[Stored data]

-=-=-=-=-

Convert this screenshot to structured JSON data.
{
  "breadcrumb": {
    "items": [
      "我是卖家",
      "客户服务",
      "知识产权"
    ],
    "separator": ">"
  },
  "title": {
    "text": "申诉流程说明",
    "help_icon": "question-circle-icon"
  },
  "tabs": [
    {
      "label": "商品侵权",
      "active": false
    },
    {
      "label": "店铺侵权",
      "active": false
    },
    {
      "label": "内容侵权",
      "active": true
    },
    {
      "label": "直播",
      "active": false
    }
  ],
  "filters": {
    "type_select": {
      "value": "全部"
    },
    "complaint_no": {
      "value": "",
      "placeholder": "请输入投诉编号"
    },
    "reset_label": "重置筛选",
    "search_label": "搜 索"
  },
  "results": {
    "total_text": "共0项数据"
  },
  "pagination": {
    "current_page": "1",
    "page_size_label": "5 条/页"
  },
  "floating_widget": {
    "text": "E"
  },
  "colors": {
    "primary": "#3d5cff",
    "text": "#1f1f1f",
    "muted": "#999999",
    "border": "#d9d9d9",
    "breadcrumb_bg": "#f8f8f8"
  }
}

-=-=-=-=-

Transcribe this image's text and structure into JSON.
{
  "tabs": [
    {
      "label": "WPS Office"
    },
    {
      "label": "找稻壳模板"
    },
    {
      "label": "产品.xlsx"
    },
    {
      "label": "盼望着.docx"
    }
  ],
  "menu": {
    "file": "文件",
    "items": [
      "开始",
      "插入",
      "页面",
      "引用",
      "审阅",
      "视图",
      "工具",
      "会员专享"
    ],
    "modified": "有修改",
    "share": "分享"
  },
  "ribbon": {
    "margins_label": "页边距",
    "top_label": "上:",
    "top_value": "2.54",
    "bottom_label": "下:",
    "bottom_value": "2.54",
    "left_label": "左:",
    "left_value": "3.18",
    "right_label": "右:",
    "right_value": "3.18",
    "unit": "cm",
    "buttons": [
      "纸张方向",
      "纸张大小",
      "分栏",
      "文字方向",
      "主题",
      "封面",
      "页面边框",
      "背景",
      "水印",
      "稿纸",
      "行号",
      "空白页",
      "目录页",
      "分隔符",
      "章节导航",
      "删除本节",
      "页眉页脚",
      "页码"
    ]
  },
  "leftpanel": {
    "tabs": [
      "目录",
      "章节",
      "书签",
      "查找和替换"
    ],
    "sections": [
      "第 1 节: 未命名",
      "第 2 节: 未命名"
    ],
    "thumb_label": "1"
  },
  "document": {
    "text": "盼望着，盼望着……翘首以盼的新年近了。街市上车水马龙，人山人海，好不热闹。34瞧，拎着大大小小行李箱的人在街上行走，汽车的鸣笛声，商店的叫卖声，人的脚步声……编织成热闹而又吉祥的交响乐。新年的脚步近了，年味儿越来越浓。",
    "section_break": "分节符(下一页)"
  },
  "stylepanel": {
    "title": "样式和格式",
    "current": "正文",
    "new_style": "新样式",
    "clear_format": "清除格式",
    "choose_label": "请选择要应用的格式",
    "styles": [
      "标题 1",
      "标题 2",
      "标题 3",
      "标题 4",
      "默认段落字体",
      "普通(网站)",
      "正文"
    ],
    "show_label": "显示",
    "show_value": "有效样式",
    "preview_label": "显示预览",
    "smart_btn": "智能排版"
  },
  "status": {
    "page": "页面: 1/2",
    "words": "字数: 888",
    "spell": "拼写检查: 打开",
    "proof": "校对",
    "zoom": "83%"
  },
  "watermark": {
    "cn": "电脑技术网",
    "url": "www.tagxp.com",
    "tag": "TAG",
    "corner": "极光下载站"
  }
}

-=-=-=-=-

# [PROBLEM TO WORK ON]
Which lines hold the string "JSON"? Copy all of them from the data above.

# [SOLUTION TO THE PROBLEM]
Convert this screenshot to structured JSON data.
Transcribe this image's text and structure into JSON.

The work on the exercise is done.